Given task | Give the count of lines holding the string "پیـدا" and nothing else.
— start Provided information —
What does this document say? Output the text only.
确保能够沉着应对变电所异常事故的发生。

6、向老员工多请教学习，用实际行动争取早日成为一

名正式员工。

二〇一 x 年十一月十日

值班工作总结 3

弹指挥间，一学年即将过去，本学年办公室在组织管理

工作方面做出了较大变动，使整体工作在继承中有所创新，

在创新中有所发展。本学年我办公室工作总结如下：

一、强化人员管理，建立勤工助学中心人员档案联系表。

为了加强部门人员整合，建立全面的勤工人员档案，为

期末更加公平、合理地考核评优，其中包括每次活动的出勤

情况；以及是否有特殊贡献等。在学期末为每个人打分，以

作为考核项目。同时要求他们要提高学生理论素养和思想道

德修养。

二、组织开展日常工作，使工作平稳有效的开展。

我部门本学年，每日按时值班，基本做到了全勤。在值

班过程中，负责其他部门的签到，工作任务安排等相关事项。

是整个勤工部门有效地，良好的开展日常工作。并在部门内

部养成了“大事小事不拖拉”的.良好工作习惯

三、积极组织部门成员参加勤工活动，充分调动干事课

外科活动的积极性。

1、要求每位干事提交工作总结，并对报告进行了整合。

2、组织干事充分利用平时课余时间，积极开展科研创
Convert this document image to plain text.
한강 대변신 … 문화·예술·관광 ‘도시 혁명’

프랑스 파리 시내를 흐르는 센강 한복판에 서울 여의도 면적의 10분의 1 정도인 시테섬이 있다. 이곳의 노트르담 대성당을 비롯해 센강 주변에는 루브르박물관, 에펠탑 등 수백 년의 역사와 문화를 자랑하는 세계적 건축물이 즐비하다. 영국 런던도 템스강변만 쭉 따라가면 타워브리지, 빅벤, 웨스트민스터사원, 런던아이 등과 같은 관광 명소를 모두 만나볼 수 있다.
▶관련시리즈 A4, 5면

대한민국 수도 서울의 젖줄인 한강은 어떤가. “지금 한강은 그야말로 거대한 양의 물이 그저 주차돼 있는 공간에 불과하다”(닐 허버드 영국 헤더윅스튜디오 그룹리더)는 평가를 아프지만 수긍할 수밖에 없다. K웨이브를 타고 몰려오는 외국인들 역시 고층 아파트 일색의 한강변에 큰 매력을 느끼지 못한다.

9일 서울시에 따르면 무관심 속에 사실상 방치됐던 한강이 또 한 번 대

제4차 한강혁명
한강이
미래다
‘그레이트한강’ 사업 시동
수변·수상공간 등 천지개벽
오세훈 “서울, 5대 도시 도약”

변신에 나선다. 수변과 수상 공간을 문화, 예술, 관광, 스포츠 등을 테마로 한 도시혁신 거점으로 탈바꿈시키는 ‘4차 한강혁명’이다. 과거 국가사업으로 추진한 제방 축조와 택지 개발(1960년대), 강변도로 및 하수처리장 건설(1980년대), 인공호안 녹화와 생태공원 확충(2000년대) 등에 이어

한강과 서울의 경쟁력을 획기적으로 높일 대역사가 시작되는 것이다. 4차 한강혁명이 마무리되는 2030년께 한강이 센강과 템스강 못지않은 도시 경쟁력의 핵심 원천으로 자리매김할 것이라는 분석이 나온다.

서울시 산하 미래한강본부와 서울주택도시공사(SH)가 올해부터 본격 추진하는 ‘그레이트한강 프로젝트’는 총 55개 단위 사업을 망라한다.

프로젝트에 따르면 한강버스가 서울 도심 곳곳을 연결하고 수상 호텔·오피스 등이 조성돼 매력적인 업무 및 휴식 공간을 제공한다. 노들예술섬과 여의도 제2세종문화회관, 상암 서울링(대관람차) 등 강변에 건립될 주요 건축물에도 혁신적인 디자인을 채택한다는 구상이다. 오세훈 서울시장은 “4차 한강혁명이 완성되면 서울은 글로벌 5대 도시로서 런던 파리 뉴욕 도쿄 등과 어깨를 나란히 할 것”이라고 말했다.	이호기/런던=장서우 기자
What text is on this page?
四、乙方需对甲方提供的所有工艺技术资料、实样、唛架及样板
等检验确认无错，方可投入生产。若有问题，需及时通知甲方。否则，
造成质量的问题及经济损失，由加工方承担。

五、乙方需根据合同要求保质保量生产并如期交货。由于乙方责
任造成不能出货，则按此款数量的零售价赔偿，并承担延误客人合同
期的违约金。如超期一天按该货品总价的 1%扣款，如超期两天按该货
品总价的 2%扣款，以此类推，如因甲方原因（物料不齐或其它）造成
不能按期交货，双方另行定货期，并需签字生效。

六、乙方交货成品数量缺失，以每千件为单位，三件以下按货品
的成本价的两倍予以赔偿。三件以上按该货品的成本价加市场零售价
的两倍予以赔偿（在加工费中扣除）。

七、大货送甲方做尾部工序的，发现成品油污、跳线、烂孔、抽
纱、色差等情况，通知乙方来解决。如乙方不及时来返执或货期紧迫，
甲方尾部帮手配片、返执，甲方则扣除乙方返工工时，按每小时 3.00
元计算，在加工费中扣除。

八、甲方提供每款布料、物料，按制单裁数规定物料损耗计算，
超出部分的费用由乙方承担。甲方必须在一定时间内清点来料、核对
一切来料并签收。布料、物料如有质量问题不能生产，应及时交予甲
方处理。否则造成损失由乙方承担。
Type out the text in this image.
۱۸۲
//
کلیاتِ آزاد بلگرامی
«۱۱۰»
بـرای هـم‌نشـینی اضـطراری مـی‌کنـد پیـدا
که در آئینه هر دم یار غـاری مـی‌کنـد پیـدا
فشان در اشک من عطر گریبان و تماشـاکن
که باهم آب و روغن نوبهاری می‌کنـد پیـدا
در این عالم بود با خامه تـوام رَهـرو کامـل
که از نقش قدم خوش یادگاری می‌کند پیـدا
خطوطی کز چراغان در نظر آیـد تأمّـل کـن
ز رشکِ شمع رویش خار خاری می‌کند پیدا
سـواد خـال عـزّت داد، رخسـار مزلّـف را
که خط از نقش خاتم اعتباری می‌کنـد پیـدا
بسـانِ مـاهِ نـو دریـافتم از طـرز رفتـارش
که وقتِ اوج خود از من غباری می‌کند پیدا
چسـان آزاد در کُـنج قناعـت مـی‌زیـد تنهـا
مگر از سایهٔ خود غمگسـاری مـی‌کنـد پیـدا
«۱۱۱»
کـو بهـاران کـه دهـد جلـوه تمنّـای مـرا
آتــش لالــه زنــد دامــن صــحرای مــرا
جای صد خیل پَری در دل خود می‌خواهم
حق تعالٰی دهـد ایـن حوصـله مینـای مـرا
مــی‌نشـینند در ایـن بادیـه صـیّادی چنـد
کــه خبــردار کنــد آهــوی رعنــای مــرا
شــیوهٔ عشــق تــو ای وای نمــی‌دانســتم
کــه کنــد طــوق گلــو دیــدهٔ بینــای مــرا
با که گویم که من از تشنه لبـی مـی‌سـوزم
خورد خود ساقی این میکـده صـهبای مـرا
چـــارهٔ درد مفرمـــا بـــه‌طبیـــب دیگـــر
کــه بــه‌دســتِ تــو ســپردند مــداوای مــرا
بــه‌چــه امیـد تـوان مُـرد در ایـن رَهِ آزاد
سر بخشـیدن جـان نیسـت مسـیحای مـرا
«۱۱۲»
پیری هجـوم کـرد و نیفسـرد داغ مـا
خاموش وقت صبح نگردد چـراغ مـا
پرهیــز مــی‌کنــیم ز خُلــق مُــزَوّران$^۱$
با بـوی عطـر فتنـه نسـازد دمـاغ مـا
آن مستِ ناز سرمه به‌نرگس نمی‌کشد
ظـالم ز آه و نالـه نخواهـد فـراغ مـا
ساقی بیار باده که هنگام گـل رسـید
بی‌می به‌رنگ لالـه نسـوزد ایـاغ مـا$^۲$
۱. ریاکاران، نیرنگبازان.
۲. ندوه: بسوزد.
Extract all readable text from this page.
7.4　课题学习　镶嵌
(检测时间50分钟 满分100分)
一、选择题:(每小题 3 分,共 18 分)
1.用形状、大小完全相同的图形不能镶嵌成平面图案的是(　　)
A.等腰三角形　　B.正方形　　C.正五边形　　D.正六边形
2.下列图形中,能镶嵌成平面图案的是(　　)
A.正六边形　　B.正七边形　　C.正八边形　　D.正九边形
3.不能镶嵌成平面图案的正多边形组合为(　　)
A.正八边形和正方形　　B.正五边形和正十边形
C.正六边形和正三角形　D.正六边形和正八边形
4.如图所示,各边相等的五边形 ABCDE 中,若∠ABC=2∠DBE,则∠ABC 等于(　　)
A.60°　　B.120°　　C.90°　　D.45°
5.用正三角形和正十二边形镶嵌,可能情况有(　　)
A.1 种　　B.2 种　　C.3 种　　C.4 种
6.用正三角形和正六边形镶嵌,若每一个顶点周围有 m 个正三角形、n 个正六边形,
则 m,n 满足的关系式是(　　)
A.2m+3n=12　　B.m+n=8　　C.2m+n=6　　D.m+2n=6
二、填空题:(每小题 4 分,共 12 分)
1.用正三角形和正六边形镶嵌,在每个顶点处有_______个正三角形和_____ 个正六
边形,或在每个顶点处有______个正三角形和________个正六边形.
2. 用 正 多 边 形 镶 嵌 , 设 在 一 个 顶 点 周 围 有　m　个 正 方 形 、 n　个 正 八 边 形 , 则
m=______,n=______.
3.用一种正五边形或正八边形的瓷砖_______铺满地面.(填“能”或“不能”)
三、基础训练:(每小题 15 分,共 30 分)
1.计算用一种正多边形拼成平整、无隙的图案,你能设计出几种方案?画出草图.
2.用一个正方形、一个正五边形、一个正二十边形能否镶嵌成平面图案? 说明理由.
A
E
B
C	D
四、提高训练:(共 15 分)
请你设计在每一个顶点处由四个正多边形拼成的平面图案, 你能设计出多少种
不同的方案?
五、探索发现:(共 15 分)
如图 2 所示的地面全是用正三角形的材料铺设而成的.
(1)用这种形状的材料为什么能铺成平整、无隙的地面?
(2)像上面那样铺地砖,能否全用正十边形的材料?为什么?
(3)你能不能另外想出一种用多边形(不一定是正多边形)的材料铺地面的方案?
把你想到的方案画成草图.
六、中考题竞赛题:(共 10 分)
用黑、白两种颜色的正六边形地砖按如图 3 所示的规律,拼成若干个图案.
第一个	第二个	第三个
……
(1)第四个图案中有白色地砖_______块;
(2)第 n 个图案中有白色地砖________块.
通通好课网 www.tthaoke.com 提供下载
— end Provided information —
Written reply | 6